Task objective: Tally the lines with the word "this" and report the number alone.
*****
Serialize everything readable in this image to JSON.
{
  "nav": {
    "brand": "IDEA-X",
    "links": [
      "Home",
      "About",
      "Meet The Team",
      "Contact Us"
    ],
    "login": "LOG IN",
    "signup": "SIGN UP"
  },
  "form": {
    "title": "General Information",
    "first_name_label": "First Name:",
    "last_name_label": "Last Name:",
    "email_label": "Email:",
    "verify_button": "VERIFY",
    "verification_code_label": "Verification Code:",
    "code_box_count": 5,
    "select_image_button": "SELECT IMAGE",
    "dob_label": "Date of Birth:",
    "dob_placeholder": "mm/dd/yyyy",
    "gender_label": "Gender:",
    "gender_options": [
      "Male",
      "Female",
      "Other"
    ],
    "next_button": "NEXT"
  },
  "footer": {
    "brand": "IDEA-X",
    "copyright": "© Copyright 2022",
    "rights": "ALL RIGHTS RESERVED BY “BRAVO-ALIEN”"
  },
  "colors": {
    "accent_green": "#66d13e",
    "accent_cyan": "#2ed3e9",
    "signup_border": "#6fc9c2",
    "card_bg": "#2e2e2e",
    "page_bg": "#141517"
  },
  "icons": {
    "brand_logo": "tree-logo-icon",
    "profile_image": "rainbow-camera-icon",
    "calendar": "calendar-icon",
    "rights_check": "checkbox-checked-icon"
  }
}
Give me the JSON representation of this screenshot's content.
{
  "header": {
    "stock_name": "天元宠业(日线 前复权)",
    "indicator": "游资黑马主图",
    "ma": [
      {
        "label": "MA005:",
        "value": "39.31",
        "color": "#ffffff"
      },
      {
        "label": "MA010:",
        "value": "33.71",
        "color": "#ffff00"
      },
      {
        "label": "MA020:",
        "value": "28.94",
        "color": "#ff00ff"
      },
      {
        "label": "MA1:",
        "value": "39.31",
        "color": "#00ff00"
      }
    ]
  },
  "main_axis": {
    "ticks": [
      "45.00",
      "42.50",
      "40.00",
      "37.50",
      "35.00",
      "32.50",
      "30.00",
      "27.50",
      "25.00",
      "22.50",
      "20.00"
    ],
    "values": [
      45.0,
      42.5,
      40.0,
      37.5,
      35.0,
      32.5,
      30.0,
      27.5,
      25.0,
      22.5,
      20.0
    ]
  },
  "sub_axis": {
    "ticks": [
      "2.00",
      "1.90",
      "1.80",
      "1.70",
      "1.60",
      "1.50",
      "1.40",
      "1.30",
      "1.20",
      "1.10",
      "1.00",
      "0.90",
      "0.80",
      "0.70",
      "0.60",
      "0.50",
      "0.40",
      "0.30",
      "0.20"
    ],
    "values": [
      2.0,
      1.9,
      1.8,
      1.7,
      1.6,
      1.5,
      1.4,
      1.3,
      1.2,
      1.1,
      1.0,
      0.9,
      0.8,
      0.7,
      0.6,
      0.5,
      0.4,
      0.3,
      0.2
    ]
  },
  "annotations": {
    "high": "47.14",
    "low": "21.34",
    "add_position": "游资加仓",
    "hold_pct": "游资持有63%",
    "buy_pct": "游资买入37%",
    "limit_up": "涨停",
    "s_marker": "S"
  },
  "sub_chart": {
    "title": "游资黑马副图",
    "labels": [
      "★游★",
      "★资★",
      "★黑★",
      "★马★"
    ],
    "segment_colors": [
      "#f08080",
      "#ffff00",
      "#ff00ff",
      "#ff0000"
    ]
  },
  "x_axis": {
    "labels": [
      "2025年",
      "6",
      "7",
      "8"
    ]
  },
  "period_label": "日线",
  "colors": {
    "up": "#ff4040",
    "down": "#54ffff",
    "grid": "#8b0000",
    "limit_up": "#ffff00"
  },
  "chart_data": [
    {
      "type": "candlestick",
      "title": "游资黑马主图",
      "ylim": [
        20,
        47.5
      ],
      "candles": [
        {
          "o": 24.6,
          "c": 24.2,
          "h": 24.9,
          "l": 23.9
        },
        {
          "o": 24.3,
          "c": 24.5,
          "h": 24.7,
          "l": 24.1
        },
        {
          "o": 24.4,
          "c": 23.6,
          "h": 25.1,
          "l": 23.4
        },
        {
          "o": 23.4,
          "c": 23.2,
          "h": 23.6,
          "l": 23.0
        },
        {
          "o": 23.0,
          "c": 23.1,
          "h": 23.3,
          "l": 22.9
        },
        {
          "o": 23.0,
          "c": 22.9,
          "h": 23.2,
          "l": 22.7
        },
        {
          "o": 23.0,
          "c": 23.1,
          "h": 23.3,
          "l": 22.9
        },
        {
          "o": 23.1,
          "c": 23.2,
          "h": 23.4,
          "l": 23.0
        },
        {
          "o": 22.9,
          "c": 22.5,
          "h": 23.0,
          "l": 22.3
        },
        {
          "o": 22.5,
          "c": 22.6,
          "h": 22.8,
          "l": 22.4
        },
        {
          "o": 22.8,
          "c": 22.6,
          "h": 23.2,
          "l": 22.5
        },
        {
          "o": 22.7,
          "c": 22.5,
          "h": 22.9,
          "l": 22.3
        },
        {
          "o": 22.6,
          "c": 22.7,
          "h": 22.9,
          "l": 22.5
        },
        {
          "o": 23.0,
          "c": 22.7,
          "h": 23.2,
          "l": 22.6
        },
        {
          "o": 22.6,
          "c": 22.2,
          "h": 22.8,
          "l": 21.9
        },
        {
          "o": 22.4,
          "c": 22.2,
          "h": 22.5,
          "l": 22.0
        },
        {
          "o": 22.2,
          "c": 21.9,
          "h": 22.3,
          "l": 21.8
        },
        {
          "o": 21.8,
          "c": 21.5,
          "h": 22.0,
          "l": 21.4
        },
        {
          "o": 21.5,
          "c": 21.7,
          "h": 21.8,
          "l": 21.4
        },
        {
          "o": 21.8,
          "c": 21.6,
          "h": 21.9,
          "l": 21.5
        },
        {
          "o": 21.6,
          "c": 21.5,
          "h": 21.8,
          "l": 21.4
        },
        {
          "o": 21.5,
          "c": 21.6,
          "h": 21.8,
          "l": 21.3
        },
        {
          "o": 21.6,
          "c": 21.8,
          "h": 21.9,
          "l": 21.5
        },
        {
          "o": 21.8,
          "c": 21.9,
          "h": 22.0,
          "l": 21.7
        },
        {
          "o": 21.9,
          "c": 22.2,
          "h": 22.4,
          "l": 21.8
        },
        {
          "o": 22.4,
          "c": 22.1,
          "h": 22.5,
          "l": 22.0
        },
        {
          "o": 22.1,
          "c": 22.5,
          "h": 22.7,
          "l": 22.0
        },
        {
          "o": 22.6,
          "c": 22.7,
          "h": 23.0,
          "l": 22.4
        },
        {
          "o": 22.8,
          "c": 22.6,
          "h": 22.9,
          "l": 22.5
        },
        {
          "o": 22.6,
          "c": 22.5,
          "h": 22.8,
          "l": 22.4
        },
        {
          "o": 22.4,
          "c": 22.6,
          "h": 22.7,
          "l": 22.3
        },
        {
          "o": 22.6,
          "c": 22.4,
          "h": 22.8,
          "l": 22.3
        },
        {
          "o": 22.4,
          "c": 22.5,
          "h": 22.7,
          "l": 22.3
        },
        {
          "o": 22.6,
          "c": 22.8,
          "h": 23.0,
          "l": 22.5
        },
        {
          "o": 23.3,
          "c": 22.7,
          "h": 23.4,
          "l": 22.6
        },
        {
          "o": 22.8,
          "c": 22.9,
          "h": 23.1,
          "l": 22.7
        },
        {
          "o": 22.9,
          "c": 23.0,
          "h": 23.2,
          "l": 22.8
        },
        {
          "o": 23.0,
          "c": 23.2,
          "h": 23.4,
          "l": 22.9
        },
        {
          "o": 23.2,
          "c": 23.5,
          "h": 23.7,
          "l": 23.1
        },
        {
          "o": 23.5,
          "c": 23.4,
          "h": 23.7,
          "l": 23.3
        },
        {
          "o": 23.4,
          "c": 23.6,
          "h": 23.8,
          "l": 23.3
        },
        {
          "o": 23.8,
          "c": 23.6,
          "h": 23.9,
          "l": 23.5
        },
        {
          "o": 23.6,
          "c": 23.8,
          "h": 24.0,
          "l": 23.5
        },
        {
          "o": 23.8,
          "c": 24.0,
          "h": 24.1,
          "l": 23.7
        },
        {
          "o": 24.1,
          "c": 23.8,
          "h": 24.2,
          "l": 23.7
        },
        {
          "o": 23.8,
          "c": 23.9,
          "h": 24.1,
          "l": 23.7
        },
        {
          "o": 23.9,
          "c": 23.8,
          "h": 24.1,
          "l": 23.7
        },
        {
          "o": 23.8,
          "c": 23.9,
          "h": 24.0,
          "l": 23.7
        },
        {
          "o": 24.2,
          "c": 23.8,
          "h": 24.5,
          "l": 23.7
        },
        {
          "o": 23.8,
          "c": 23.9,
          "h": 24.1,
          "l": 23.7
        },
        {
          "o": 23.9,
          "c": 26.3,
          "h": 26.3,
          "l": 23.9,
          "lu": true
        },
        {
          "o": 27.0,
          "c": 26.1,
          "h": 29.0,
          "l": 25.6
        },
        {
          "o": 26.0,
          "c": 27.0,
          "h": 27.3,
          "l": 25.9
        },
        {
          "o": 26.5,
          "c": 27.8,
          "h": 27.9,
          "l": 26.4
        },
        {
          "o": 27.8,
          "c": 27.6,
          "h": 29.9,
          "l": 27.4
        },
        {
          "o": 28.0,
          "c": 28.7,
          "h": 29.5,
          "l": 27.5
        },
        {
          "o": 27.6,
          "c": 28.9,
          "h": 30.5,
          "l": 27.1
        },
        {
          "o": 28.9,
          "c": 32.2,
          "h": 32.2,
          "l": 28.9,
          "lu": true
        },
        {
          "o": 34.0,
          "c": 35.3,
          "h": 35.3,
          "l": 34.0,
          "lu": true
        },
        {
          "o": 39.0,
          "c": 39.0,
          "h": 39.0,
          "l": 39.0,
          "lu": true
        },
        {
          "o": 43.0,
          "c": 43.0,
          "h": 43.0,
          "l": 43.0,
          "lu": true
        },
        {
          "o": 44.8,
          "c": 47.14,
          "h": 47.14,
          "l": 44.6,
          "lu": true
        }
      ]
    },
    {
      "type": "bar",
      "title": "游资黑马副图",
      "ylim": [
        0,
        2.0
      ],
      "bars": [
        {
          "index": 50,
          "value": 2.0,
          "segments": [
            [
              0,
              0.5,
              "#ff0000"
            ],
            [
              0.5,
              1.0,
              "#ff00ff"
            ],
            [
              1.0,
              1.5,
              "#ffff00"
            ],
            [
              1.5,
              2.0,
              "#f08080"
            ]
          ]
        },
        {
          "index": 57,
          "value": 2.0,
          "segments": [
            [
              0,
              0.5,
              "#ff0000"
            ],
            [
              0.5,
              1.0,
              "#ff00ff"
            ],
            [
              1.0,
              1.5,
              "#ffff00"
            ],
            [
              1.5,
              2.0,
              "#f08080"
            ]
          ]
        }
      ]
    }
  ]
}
*****
Full answer: 2